Among the lines of these entries, how many hold the word "title"? State only the number.

(Chart and figure data)
------------------------------------------------------------------------
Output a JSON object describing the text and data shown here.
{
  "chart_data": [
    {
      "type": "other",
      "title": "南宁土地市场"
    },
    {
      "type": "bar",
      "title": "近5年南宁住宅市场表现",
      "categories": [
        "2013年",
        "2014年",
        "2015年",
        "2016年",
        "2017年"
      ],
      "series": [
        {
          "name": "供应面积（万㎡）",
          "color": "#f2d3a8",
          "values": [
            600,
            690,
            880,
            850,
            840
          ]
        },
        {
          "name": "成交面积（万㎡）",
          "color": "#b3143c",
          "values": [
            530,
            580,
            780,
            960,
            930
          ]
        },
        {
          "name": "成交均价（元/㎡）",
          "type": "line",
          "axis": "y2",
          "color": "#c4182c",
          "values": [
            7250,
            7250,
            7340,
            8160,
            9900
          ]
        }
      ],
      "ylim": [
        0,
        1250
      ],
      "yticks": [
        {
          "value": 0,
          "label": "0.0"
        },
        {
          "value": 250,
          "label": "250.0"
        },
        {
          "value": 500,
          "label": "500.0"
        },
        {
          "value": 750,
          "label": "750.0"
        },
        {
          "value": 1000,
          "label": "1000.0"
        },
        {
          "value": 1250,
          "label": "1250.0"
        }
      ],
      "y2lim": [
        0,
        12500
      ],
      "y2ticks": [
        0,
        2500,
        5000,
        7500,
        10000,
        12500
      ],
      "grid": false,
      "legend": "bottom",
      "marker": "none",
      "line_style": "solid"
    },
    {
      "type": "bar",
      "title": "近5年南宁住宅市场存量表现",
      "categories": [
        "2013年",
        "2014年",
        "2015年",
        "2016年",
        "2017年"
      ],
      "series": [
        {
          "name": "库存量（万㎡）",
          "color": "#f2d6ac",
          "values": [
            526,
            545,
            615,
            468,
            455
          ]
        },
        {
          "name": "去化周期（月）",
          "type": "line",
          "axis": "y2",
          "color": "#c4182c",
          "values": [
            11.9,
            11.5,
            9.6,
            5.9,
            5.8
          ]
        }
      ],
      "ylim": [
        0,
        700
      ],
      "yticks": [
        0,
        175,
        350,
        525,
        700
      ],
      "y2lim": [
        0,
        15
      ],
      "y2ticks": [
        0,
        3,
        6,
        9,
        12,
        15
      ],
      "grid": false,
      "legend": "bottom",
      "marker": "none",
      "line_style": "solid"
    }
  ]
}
------------------------------------------------------------------------
■ Exercise output ■
3